Reproduce all entries verbatim, with nothing added or dropped.

## Record set
-- BEGIN --

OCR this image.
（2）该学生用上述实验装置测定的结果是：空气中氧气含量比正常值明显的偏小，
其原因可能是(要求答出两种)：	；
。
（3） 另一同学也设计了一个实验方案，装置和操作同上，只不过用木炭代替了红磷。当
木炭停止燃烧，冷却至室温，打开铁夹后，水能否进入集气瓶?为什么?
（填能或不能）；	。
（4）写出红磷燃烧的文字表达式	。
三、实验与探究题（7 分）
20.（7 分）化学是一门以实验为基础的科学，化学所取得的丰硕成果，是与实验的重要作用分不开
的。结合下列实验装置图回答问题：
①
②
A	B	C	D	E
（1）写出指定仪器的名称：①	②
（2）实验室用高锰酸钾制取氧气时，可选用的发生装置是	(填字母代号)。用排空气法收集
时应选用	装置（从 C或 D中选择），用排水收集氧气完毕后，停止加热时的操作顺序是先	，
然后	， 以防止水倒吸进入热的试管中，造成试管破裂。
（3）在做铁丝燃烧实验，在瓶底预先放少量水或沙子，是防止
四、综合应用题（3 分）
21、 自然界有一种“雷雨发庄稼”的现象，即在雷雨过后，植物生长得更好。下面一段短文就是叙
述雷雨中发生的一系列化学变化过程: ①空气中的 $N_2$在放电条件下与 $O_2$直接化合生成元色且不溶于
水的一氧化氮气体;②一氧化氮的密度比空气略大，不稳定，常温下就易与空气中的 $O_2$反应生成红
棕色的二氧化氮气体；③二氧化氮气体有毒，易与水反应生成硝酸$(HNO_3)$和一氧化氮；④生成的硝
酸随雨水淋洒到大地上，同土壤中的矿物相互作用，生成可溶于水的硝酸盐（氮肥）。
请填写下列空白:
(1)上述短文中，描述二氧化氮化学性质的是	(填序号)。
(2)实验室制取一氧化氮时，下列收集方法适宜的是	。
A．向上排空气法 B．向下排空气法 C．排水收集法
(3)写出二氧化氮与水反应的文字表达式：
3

-- END --

## Exercise solution
OCR this image.
（2）该学生用上述实验装置测定的结果是：空气中氧气含量比正常值明显的偏小，
其原因可能是(要求答出两种)：	；
。
（3） 另一同学也设计了一个实验方案，装置和操作同上，只不过用木炭代替了红磷。当
木炭停止燃烧，冷却至室温，打开铁夹后，水能否进入集气瓶?为什么?
（填能或不能）；	。
（4）写出红磷燃烧的文字表达式	。
三、实验与探究题（7 分）
20.（7 分）化学是一门以实验为基础的科学，化学所取得的丰硕成果，是与实验的重要作用分不开
的。结合下列实验装置图回答问题：
①
②
A	B	C	D	E
（1）写出指定仪器的名称：①	②
（2）实验室用高锰酸钾制取氧气时，可选用的发生装置是	(填字母代号)。用排空气法收集
时应选用	装置（从 C或 D中选择），用排水收集氧气完毕后，停止加热时的操作顺序是先	，
然后	， 以防止水倒吸进入热的试管中，造成试管破裂。
（3）在做铁丝燃烧实验，在瓶底预先放少量水或沙子，是防止
四、综合应用题（3 分）
21、 自然界有一种“雷雨发庄稼”的现象，即在雷雨过后，植物生长得更好。下面一段短文就是叙
述雷雨中发生的一系列化学变化过程: ①空气中的 $N_2$在放电条件下与 $O_2$直接化合生成元色且不溶于
水的一氧化氮气体;②一氧化氮的密度比空气略大，不稳定，常温下就易与空气中的 $O_2$反应生成红
棕色的二氧化氮气体；③二氧化氮气体有毒，易与水反应生成硝酸$(HNO_3)$和一氧化氮；④生成的硝
酸随雨水淋洒到大地上，同土壤中的矿物相互作用，生成可溶于水的硝酸盐（氮肥）。
请填写下列空白:
(1)上述短文中，描述二氧化氮化学性质的是	(填序号)。
(2)实验室制取一氧化氮时，下列收集方法适宜的是	。
A．向上排空气法 B．向下排空气法 C．排水收集法
(3)写出二氧化氮与水反应的文字表达式：
3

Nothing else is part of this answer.